• **Work to do**
In this exercise, return the whole listing exactly, excluding any images.

• **Extracted information**

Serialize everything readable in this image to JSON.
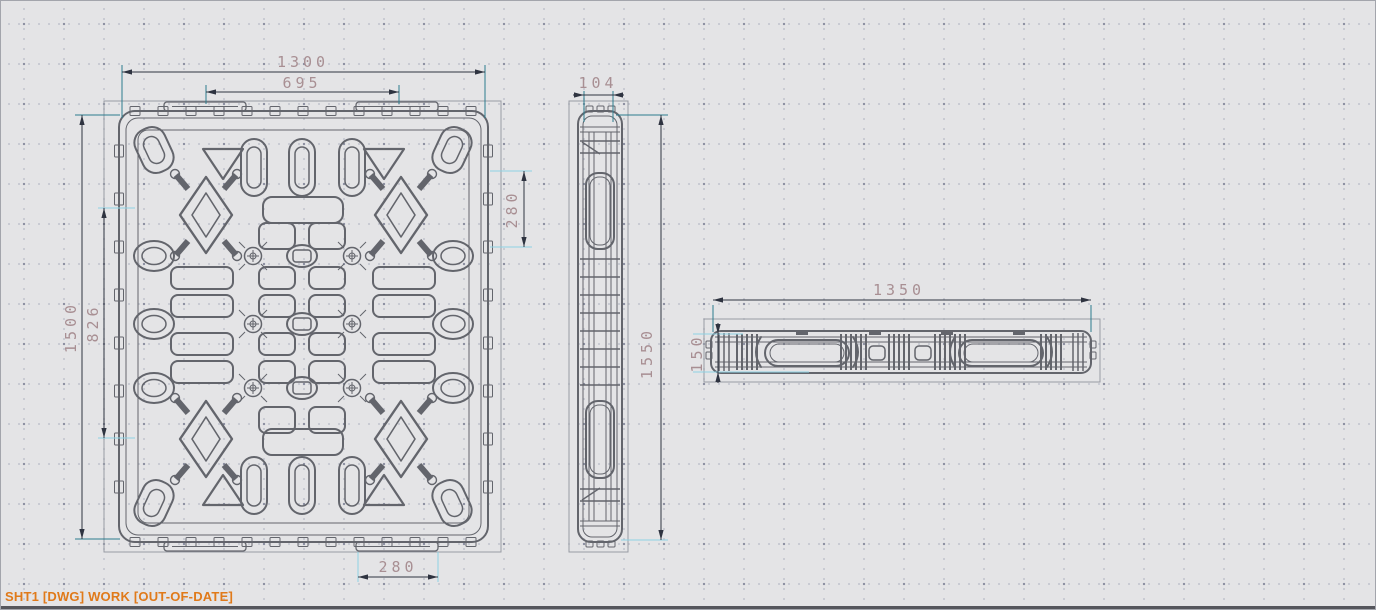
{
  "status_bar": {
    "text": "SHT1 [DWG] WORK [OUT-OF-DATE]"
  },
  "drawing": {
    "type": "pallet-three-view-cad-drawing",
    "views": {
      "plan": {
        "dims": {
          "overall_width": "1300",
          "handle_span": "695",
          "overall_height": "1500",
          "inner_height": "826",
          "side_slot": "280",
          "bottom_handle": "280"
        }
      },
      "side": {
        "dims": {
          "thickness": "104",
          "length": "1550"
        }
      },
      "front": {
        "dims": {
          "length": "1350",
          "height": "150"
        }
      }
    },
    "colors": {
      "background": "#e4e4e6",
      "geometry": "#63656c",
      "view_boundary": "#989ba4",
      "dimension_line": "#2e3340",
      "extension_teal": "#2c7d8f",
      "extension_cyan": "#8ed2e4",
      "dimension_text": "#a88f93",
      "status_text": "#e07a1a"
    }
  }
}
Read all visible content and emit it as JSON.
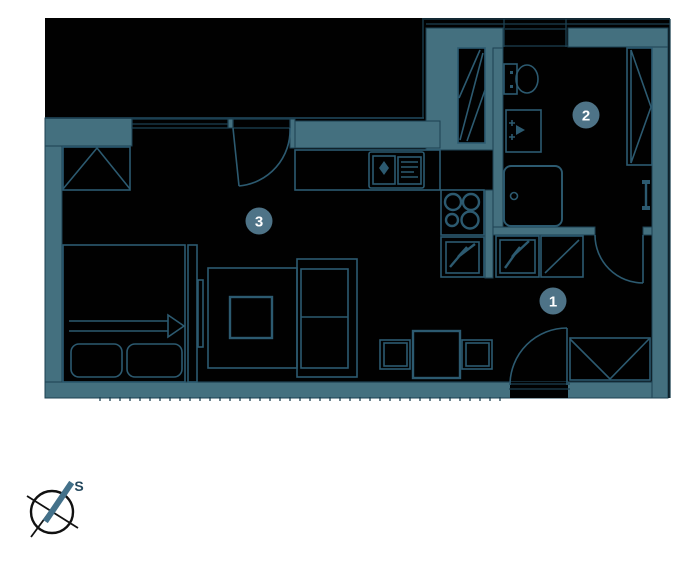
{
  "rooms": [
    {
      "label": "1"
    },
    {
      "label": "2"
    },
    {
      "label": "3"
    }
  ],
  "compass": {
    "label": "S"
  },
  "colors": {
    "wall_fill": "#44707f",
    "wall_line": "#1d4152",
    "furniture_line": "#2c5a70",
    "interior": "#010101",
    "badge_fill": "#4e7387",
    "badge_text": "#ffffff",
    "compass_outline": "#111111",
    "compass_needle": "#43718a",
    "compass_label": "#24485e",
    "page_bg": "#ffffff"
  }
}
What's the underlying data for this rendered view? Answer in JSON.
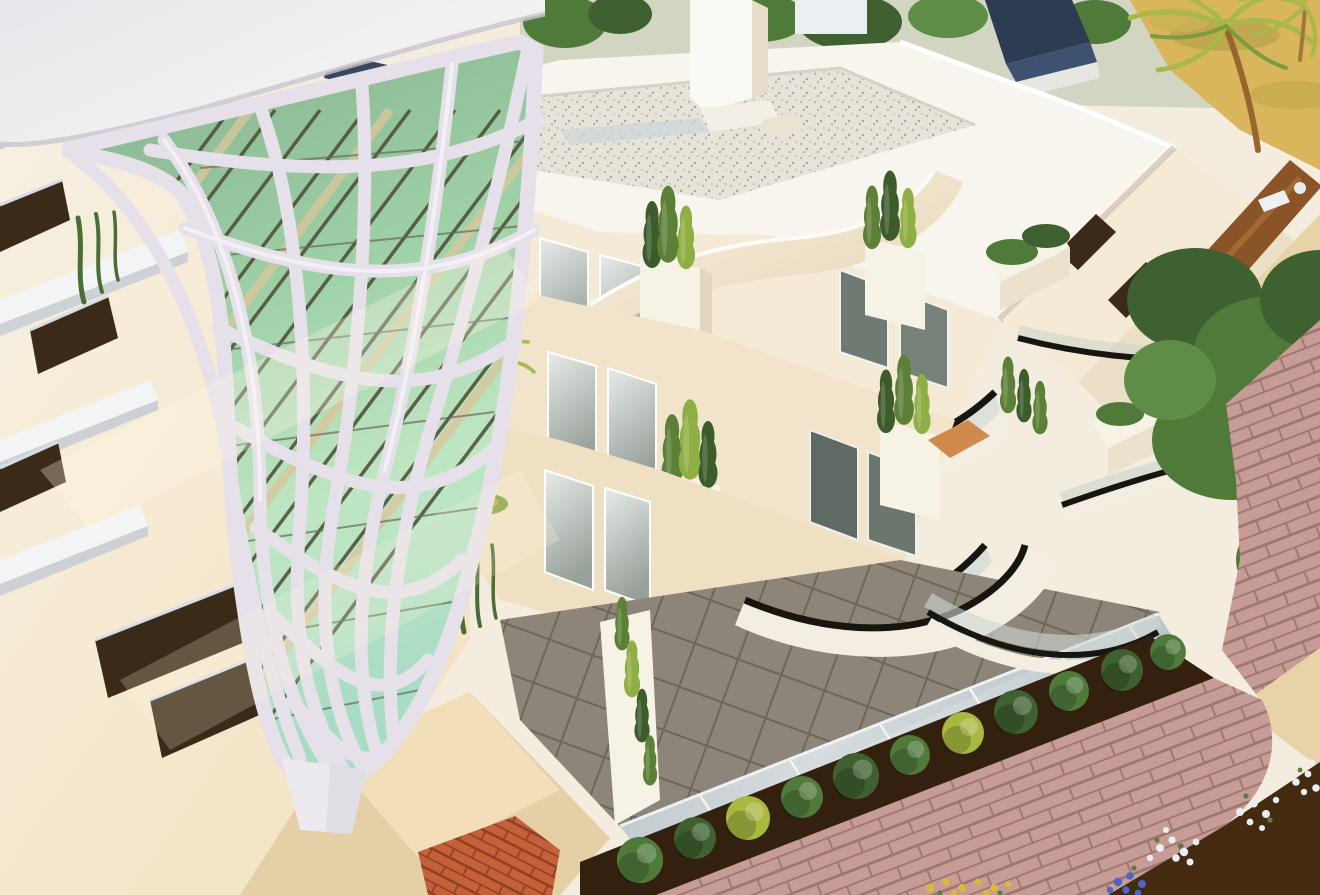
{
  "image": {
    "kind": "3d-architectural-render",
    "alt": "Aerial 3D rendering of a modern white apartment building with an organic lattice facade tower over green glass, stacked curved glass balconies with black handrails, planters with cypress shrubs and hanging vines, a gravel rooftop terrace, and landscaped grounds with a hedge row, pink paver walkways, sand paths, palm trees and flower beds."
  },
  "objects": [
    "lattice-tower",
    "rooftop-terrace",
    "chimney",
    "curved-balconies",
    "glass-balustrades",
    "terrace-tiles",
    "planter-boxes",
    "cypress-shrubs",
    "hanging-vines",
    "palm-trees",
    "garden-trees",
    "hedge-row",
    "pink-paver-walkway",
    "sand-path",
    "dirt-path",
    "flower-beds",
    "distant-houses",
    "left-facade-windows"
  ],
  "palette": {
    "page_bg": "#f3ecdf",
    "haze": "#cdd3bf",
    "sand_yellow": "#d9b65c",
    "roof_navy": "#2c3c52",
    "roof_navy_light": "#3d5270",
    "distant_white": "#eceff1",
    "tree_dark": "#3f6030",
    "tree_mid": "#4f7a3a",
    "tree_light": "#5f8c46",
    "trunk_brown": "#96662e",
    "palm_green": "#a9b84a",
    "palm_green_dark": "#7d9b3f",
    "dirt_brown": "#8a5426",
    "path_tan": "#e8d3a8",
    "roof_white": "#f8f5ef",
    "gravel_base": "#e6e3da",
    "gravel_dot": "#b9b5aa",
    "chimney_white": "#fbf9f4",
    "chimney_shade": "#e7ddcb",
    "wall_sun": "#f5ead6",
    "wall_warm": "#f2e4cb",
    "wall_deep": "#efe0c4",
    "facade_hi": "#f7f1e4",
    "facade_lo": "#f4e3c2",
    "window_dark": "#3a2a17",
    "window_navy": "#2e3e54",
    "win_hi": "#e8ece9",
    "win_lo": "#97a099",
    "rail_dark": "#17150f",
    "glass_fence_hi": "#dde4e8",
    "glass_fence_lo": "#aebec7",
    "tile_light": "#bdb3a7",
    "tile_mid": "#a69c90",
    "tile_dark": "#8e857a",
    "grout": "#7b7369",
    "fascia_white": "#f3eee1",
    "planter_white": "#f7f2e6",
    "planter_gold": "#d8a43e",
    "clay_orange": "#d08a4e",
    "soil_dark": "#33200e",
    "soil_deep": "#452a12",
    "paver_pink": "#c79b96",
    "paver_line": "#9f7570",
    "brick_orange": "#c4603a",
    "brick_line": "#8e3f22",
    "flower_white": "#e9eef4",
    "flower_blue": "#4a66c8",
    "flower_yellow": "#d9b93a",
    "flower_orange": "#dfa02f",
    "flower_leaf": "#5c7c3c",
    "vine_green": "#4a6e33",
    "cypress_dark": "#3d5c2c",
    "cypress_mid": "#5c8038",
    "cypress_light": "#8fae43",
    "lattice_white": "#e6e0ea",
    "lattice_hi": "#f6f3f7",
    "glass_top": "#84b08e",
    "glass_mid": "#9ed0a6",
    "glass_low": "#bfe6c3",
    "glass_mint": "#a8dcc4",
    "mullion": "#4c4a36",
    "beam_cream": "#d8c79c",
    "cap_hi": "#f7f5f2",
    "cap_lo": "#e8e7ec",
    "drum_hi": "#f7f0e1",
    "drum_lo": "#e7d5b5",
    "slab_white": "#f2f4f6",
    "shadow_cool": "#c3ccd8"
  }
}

• **Response for this exercise**
Serialize everything readable in this image to JSON.
{
  "status_bar": {
    "text": "SHT1 [DWG] WORK [OUT-OF-DATE]"
  },
  "drawing": {
    "type": "pallet-three-view-cad-drawing",
    "views": {
      "plan": {
        "dims": {
          "overall_width": "1300",
          "handle_span": "695",
          "overall_height": "1500",
          "inner_height": "826",
          "side_slot": "280",
          "bottom_handle": "280"
        }
      },
      "side": {
        "dims": {
          "thickness": "104",
          "length": "1550"
        }
      },
      "front": {
        "dims": {
          "length": "1350",
          "height": "150"
        }
      }
    },
    "colors": {
      "background": "#e4e4e6",
      "geometry": "#63656c",
      "view_boundary": "#989ba4",
      "dimension_line": "#2e3340",
      "extension_teal": "#2c7d8f",
      "extension_cyan": "#8ed2e4",
      "dimension_text": "#a88f93",
      "status_text": "#e07a1a"
    }
  }
}
Read all visible content and emit it as JSON.
{
  "rooms": [
    {
      "label": "1"
    },
    {
      "label": "2"
    },
    {
      "label": "3"
    }
  ],
  "compass": {
    "label": "S"
  },
  "colors": {
    "wall_fill": "#44707f",
    "wall_line": "#1d4152",
    "furniture_line": "#2c5a70",
    "interior": "#010101",
    "badge_fill": "#4e7387",
    "badge_text": "#ffffff",
    "compass_outline": "#111111",
    "compass_needle": "#43718a",
    "compass_label": "#24485e",
    "page_bg": "#ffffff"
  }
}
What's the underlying data for this rendered view? Answer in JSON.
{
  "image": {
    "kind": "3d-architectural-render",
    "alt": "Aerial 3D rendering of a modern white apartment building with an organic lattice facade tower over green glass, stacked curved glass balconies with black handrails, planters with cypress shrubs and hanging vines, a gravel rooftop terrace, and landscaped grounds with a hedge row, pink paver walkways, sand paths, palm trees and flower beds."
  },
  "objects": [
    "lattice-tower",
    "rooftop-terrace",
    "chimney",
    "curved-balconies",
    "glass-balustrades",
    "terrace-tiles",
    "planter-boxes",
    "cypress-shrubs",
    "hanging-vines",
    "palm-trees",
    "garden-trees",
    "hedge-row",
    "pink-paver-walkway",
    "sand-path",
    "dirt-path",
    "flower-beds",
    "distant-houses",
    "left-facade-windows"
  ],
  "palette": {
    "page_bg": "#f3ecdf",
    "haze": "#cdd3bf",
    "sand_yellow": "#d9b65c",
    "roof_navy": "#2c3c52",
    "roof_navy_light": "#3d5270",
    "distant_white": "#eceff1",
    "tree_dark": "#3f6030",
    "tree_mid": "#4f7a3a",
    "tree_light": "#5f8c46",
    "trunk_brown": "#96662e",
    "palm_green": "#a9b84a",
    "palm_green_dark": "#7d9b3f",
    "dirt_brown": "#8a5426",
    "path_tan": "#e8d3a8",
    "roof_white": "#f8f5ef",
    "gravel_base": "#e6e3da",
    "gravel_dot": "#b9b5aa",
    "chimney_white": "#fbf9f4",
    "chimney_shade": "#e7ddcb",
    "wall_sun": "#f5ead6",
    "wall_warm": "#f2e4cb",
    "wall_deep": "#efe0c4",
    "facade_hi": "#f7f1e4",
    "facade_lo": "#f4e3c2",
    "window_dark": "#3a2a17",
    "window_navy": "#2e3e54",
    "win_hi": "#e8ece9",
    "win_lo": "#97a099",
    "rail_dark": "#17150f",
    "glass_fence_hi": "#dde4e8",
    "glass_fence_lo": "#aebec7",
    "tile_light": "#bdb3a7",
    "tile_mid": "#a69c90",
    "tile_dark": "#8e857a",
    "grout": "#7b7369",
    "fascia_white": "#f3eee1",
    "planter_white": "#f7f2e6",
    "planter_gold": "#d8a43e",
    "clay_orange": "#d08a4e",
    "soil_dark": "#33200e",
    "soil_deep": "#452a12",
    "paver_pink": "#c79b96",
    "paver_line": "#9f7570",
    "brick_orange": "#c4603a",
    "brick_line": "#8e3f22",
    "flower_white": "#e9eef4",
    "flower_blue": "#4a66c8",
    "flower_yellow": "#d9b93a",
    "flower_orange": "#dfa02f",
    "flower_leaf": "#5c7c3c",
    "vine_green": "#4a6e33",
    "cypress_dark": "#3d5c2c",
    "cypress_mid": "#5c8038",
    "cypress_light": "#8fae43",
    "lattice_white": "#e6e0ea",
    "lattice_hi": "#f6f3f7",
    "glass_top": "#84b08e",
    "glass_mid": "#9ed0a6",
    "glass_low": "#bfe6c3",
    "glass_mint": "#a8dcc4",
    "mullion": "#4c4a36",
    "beam_cream": "#d8c79c",
    "cap_hi": "#f7f5f2",
    "cap_lo": "#e8e7ec",
    "drum_hi": "#f7f0e1",
    "drum_lo": "#e7d5b5",
    "slab_white": "#f2f4f6",
    "shadow_cool": "#c3ccd8"
  }
}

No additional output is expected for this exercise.